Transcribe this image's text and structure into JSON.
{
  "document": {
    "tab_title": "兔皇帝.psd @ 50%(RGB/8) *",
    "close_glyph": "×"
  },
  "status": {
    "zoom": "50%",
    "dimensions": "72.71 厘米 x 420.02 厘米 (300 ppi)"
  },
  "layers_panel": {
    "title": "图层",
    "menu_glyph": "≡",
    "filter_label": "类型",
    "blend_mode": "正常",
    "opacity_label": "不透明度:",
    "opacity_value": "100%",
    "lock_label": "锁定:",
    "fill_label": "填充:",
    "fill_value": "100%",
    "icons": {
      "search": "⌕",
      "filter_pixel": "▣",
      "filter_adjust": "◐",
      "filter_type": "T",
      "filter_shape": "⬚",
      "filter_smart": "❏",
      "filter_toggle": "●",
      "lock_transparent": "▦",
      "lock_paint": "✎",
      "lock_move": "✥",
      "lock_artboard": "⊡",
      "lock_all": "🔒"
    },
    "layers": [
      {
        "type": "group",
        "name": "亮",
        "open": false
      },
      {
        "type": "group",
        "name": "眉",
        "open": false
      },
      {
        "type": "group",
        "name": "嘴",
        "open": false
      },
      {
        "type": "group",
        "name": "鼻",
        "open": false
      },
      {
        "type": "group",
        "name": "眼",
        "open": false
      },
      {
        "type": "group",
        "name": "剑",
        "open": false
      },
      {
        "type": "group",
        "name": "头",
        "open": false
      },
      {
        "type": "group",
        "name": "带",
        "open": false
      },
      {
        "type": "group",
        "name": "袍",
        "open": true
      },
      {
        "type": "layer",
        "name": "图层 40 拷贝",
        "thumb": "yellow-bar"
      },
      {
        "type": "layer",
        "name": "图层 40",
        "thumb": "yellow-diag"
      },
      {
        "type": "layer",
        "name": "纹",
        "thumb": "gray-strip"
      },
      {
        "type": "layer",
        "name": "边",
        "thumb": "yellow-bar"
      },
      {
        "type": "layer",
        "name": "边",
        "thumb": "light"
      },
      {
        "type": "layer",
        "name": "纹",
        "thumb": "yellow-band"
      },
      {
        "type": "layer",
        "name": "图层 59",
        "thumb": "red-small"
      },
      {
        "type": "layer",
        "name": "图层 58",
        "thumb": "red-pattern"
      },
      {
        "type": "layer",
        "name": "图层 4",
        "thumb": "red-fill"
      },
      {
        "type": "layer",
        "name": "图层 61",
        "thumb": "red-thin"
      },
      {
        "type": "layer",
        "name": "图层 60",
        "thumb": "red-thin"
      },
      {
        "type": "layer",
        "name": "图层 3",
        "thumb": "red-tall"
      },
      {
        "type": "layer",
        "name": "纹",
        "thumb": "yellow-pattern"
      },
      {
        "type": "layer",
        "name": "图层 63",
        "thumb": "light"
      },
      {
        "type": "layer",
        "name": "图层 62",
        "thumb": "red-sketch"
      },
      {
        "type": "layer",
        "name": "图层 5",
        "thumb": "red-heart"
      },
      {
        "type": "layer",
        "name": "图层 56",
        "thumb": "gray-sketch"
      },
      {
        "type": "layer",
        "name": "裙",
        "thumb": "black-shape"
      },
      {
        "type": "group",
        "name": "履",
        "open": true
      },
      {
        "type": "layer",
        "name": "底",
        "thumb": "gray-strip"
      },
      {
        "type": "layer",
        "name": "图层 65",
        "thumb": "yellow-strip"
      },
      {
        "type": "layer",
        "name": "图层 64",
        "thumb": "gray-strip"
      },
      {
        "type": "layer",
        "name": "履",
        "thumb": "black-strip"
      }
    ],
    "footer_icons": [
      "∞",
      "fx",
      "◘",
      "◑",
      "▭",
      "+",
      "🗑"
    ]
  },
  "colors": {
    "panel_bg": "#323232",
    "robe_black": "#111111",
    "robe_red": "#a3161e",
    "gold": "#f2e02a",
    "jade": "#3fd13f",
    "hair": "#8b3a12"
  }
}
□ □ □
* BRIEF: Output all of the data above without any alteration.

* EXERCISE RESPONSE:
Transcribe this image's text and structure into JSON.
{
  "document": {
    "tab_title": "兔皇帝.psd @ 50%(RGB/8) *",
    "close_glyph": "×"
  },
  "status": {
    "zoom": "50%",
    "dimensions": "72.71 厘米 x 420.02 厘米 (300 ppi)"
  },
  "layers_panel": {
    "title": "图层",
    "menu_glyph": "≡",
    "filter_label": "类型",
    "blend_mode": "正常",
    "opacity_label": "不透明度:",
    "opacity_value": "100%",
    "lock_label": "锁定:",
    "fill_label": "填充:",
    "fill_value": "100%",
    "icons": {
      "search": "⌕",
      "filter_pixel": "▣",
      "filter_adjust": "◐",
      "filter_type": "T",
      "filter_shape": "⬚",
      "filter_smart": "❏",
      "filter_toggle": "●",
      "lock_transparent": "▦",
      "lock_paint": "✎",
      "lock_move": "✥",
      "lock_artboard": "⊡",
      "lock_all": "🔒"
    },
    "layers": [
      {
        "type": "group",
        "name": "亮",
        "open": false
      },
      {
        "type": "group",
        "name": "眉",
        "open": false
      },
      {
        "type": "group",
        "name": "嘴",
        "open": false
      },
      {
        "type": "group",
        "name": "鼻",
        "open": false
      },
      {
        "type": "group",
        "name": "眼",
        "open": false
      },
      {
        "type": "group",
        "name": "剑",
        "open": false
      },
      {
        "type": "group",
        "name": "头",
        "open": false
      },
      {
        "type": "group",
        "name": "带",
        "open": false
      },
      {
        "type": "group",
        "name": "袍",
        "open": true
      },
      {
        "type": "layer",
        "name": "图层 40 拷贝",
        "thumb": "yellow-bar"
      },
      {
        "type": "layer",
        "name": "图层 40",
        "thumb": "yellow-diag"
      },
      {
        "type": "layer",
        "name": "纹",
        "thumb": "gray-strip"
      },
      {
        "type": "layer",
        "name": "边",
        "thumb": "yellow-bar"
      },
      {
        "type": "layer",
        "name": "边",
        "thumb": "light"
      },
      {
        "type": "layer",
        "name": "纹",
        "thumb": "yellow-band"
      },
      {
        "type": "layer",
        "name": "图层 59",
        "thumb": "red-small"
      },
      {
        "type": "layer",
        "name": "图层 58",
        "thumb": "red-pattern"
      },
      {
        "type": "layer",
        "name": "图层 4",
        "thumb": "red-fill"
      },
      {
        "type": "layer",
        "name": "图层 61",
        "thumb": "red-thin"
      },
      {
        "type": "layer",
        "name": "图层 60",
        "thumb": "red-thin"
      },
      {
        "type": "layer",
        "name": "图层 3",
        "thumb": "red-tall"
      },
      {
        "type": "layer",
        "name": "纹",
        "thumb": "yellow-pattern"
      },
      {
        "type": "layer",
        "name": "图层 63",
        "thumb": "light"
      },
      {
        "type": "layer",
        "name": "图层 62",
        "thumb": "red-sketch"
      },
      {
        "type": "layer",
        "name": "图层 5",
        "thumb": "red-heart"
      },
      {
        "type": "layer",
        "name": "图层 56",
        "thumb": "gray-sketch"
      },
      {
        "type": "layer",
        "name": "裙",
        "thumb": "black-shape"
      },
      {
        "type": "group",
        "name": "履",
        "open": true
      },
      {
        "type": "layer",
        "name": "底",
        "thumb": "gray-strip"
      },
      {
        "type": "layer",
        "name": "图层 65",
        "thumb": "yellow-strip"
      },
      {
        "type": "layer",
        "name": "图层 64",
        "thumb": "gray-strip"
      },
      {
        "type": "layer",
        "name": "履",
        "thumb": "black-strip"
      }
    ],
    "footer_icons": [
      "∞",
      "fx",
      "◘",
      "◑",
      "▭",
      "+",
      "🗑"
    ]
  },
  "colors": {
    "panel_bg": "#323232",
    "robe_black": "#111111",
    "robe_red": "#a3161e",
    "gold": "#f2e02a",
    "jade": "#3fd13f",
    "hair": "#8b3a12"
  }
}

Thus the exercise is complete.